* BEGIN RECORDS FOR THIS EXERCISE *

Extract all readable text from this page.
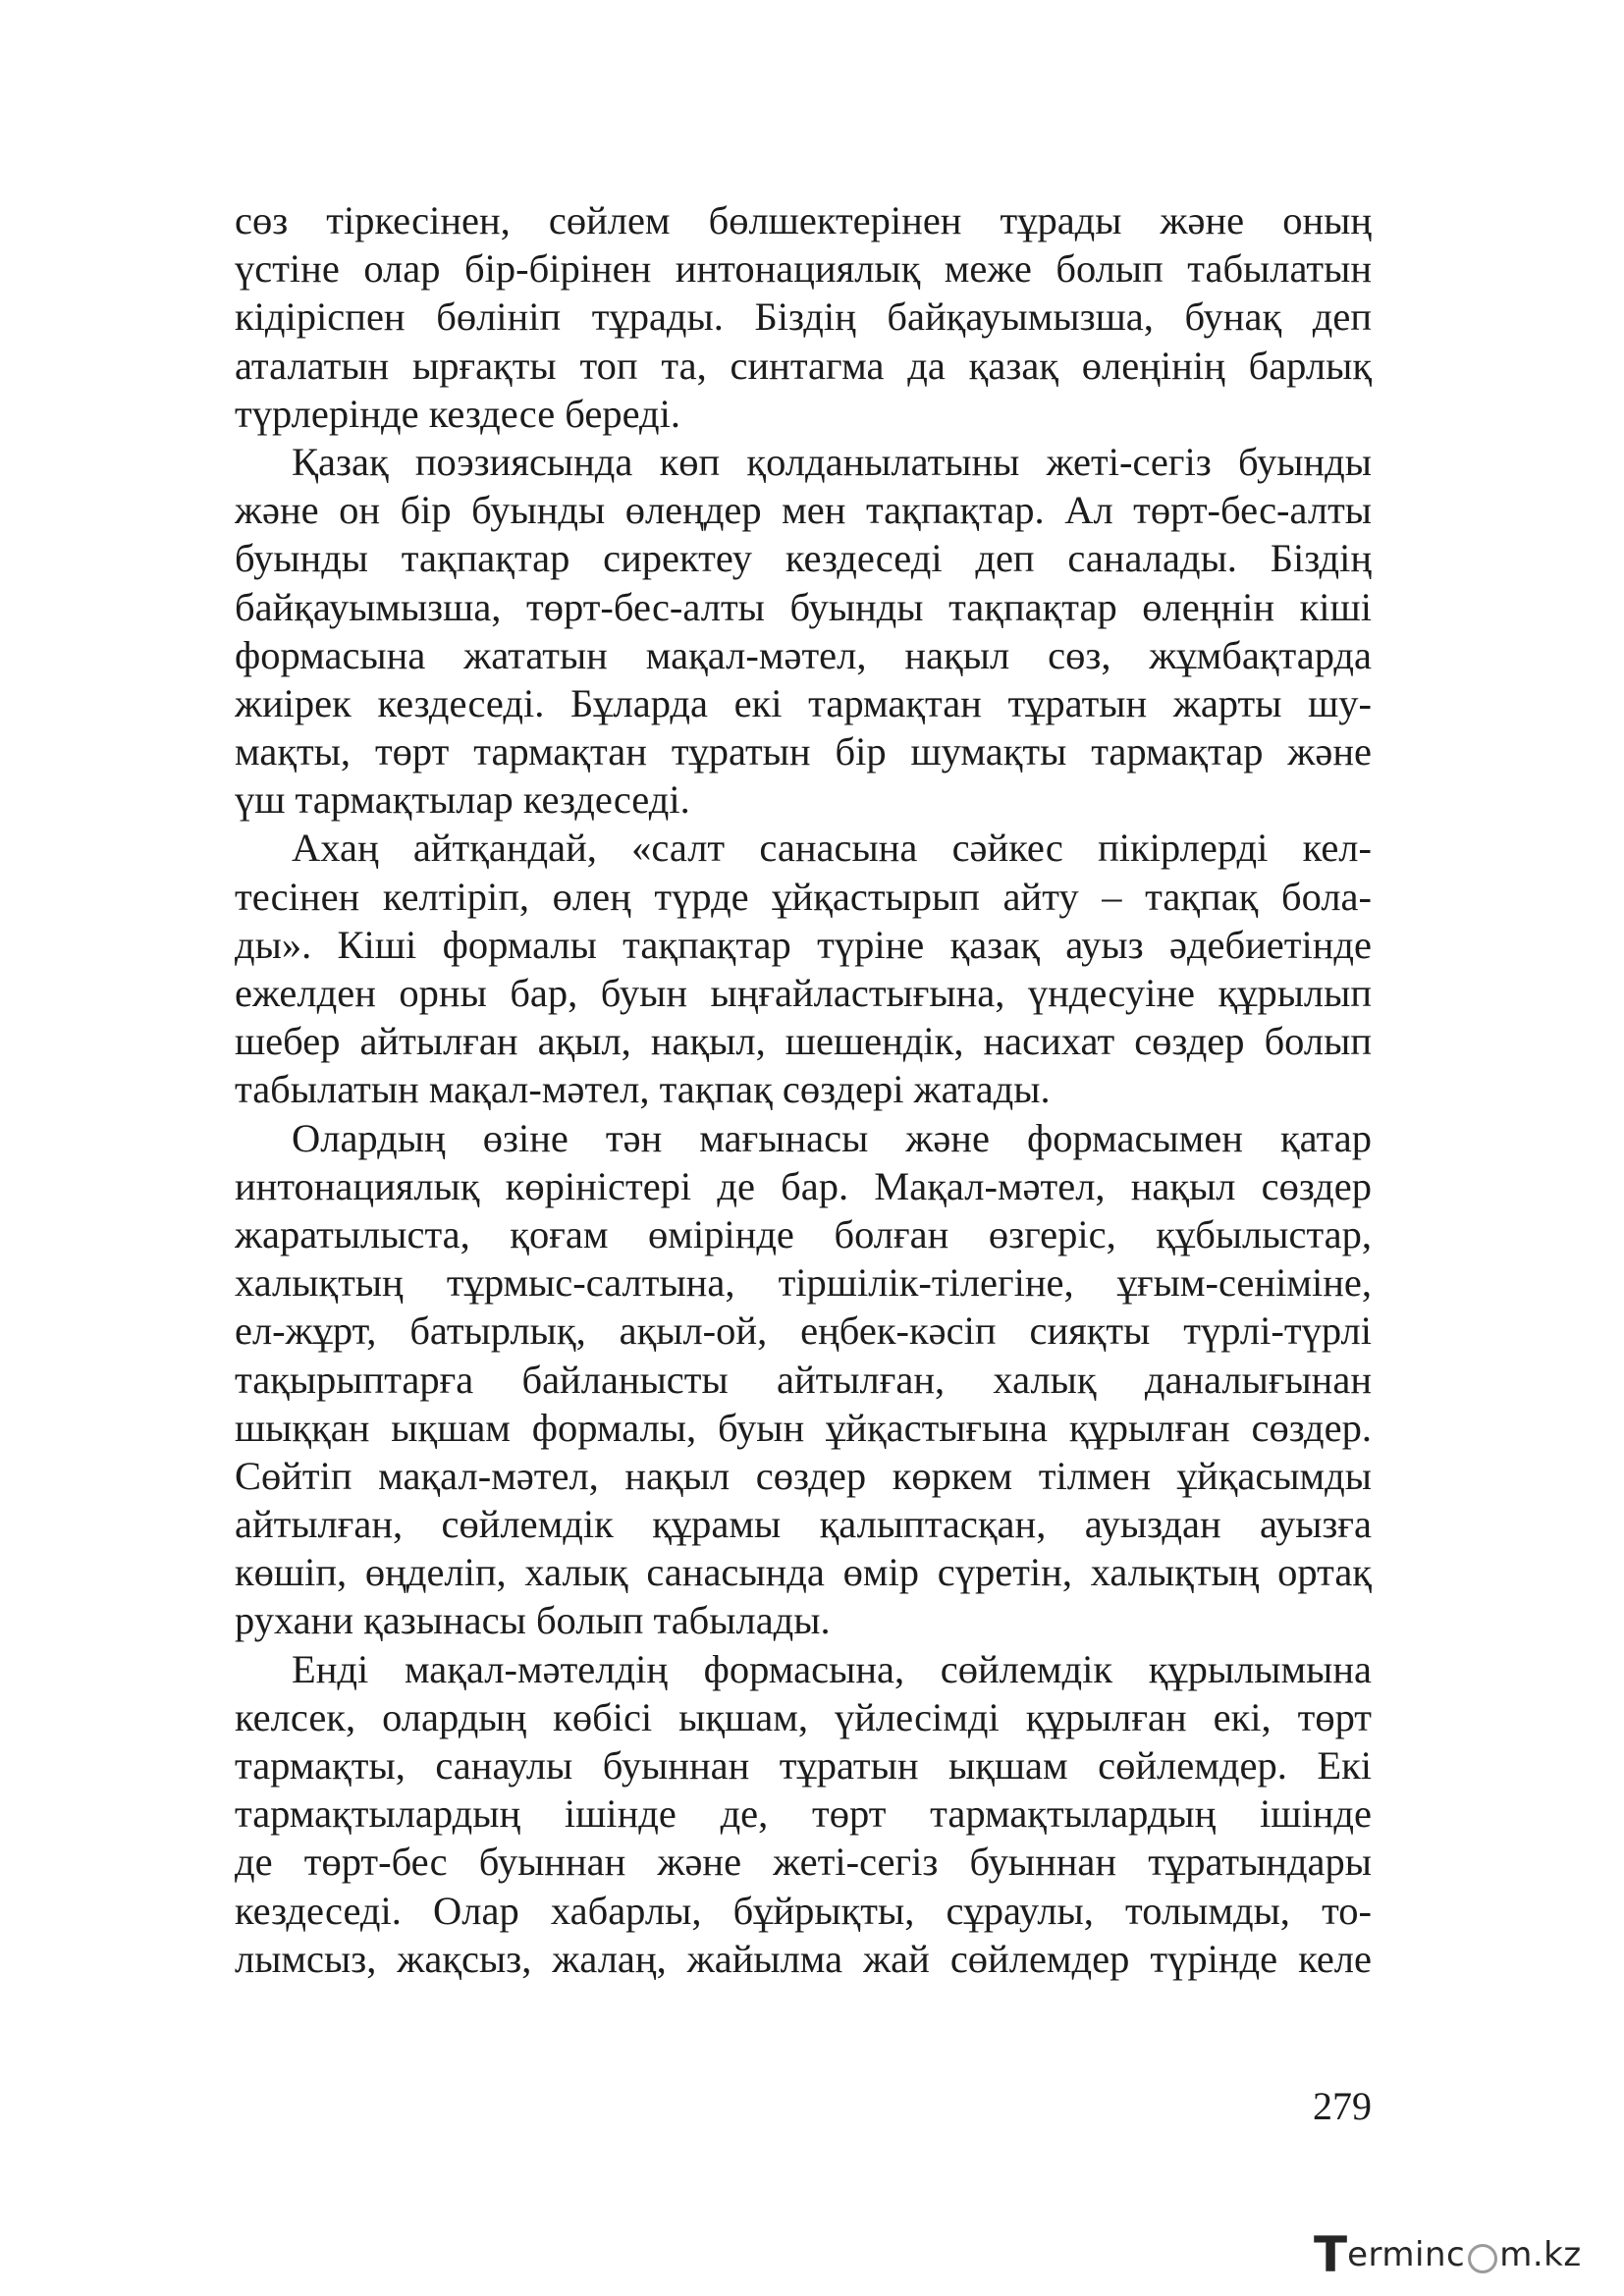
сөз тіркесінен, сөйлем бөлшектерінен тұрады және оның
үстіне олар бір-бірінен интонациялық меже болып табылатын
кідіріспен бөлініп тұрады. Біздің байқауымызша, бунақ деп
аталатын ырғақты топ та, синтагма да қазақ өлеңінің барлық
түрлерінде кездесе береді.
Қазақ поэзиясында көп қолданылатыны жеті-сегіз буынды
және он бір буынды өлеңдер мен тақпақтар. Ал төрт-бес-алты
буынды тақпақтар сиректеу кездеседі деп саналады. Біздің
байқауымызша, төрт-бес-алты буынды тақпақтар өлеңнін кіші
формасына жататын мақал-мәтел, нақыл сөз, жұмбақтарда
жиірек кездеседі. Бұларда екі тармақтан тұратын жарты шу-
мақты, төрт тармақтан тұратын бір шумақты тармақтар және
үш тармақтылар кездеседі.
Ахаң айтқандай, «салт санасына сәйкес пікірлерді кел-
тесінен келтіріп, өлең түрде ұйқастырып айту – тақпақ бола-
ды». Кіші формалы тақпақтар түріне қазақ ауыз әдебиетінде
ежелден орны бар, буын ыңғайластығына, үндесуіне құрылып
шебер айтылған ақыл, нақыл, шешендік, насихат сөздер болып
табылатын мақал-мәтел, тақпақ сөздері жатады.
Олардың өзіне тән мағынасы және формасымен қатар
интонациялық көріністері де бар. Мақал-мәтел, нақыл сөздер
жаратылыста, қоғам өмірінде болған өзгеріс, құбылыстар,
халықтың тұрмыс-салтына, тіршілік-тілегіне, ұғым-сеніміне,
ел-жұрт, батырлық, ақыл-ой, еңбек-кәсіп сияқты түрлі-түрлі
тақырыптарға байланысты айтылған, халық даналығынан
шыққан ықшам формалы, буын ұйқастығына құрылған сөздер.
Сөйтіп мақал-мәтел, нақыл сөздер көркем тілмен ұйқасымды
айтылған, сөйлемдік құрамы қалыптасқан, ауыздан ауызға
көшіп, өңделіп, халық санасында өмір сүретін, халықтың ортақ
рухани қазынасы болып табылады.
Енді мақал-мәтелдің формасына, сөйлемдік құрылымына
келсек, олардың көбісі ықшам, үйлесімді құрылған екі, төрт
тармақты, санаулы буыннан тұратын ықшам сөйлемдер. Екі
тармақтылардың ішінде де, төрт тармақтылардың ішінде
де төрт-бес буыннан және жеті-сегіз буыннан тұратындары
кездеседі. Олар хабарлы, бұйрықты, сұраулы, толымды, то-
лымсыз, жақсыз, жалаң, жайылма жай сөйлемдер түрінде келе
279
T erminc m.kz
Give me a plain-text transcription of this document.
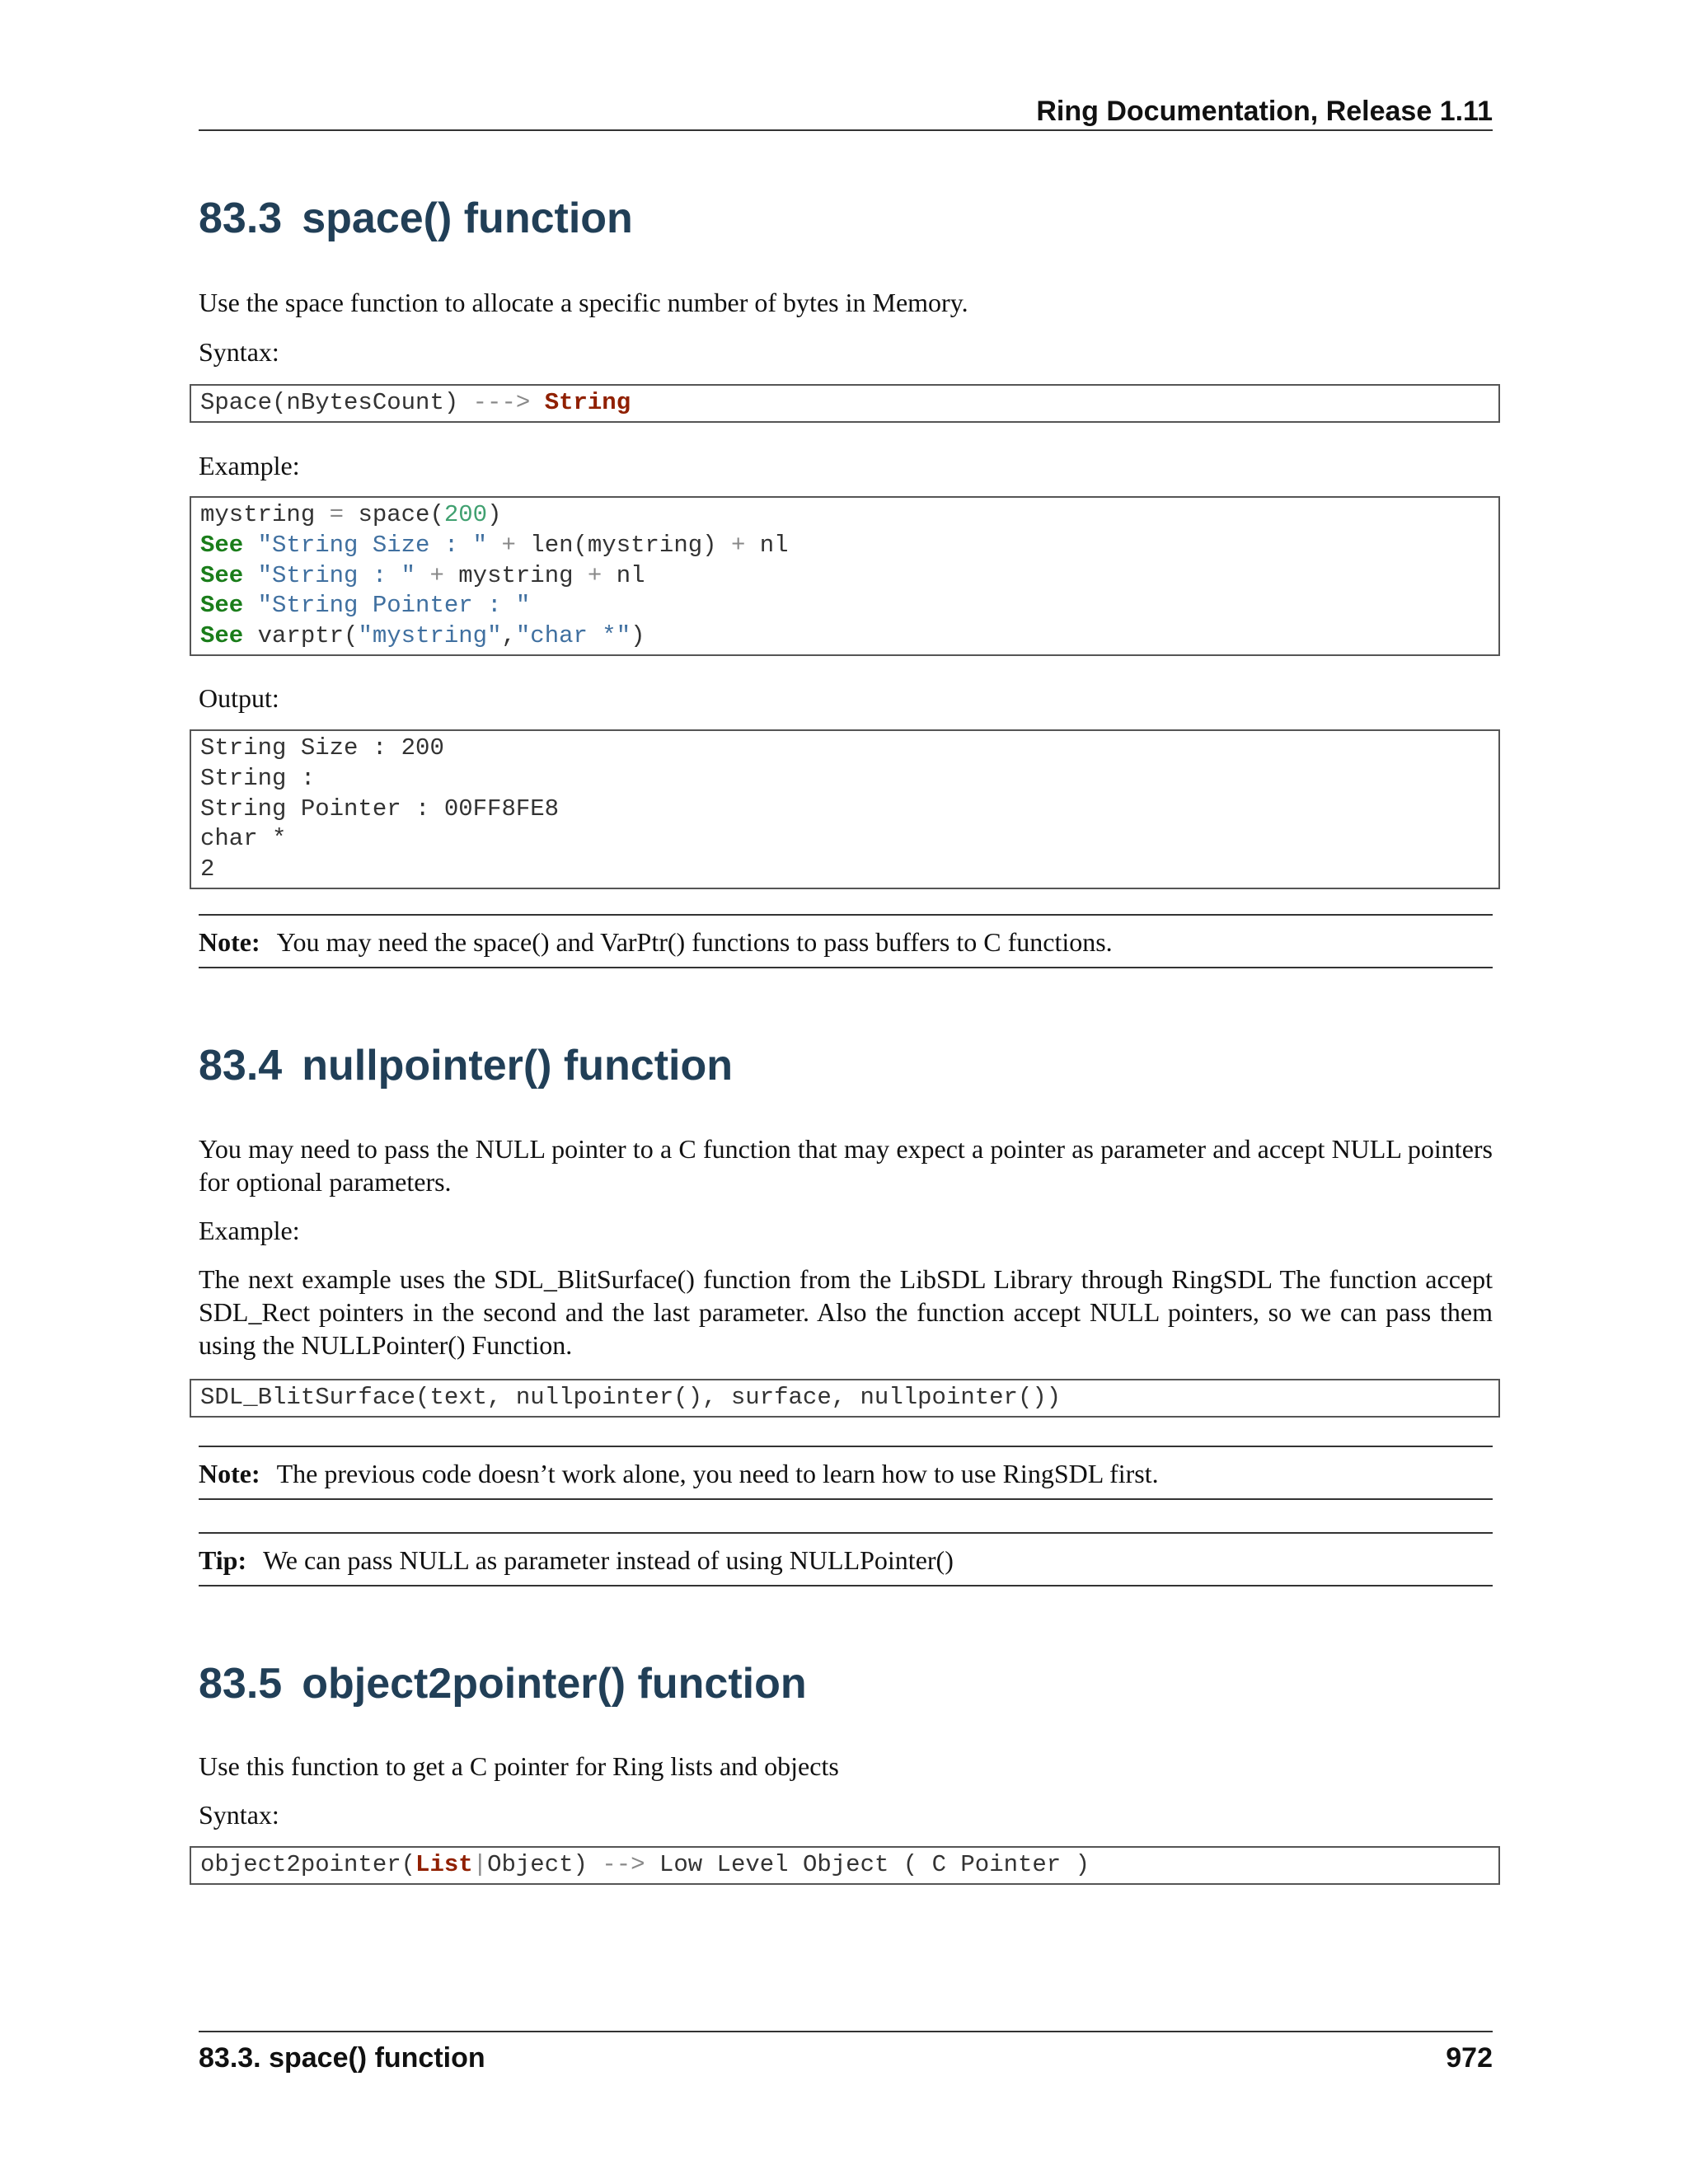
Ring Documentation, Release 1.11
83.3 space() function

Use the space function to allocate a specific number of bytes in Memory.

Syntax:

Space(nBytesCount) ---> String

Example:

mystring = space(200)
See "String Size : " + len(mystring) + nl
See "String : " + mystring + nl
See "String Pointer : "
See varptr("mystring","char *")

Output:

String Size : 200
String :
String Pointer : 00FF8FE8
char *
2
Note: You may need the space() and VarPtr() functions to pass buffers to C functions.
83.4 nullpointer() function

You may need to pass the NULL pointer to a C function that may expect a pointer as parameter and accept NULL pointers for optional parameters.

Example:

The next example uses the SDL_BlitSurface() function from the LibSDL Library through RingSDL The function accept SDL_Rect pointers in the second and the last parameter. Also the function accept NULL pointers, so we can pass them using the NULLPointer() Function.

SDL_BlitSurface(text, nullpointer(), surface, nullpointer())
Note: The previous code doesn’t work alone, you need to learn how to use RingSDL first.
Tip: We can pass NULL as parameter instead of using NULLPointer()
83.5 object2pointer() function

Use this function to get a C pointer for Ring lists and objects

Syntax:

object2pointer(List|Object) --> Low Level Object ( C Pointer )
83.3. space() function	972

* END RECORDS FOR THIS EXERCISE *

▶ **THE PROBLEM**: Gather each line in the entries above where the string "parameter" is found.

▶ **TASK OUTPUT**:
You may need to pass the NULL pointer to a C function that may expect a pointer as parameter and accept NULL pointers for optional parameters.
The next example uses the SDL_BlitSurface() function from the LibSDL Library through RingSDL The function accept SDL_Rect pointers in the second and the last parameter. Also the function accept NULL pointers, so we can pass them using the NULLPointer() Function.
Tip: We can pass NULL as parameter instead of using NULLPointer()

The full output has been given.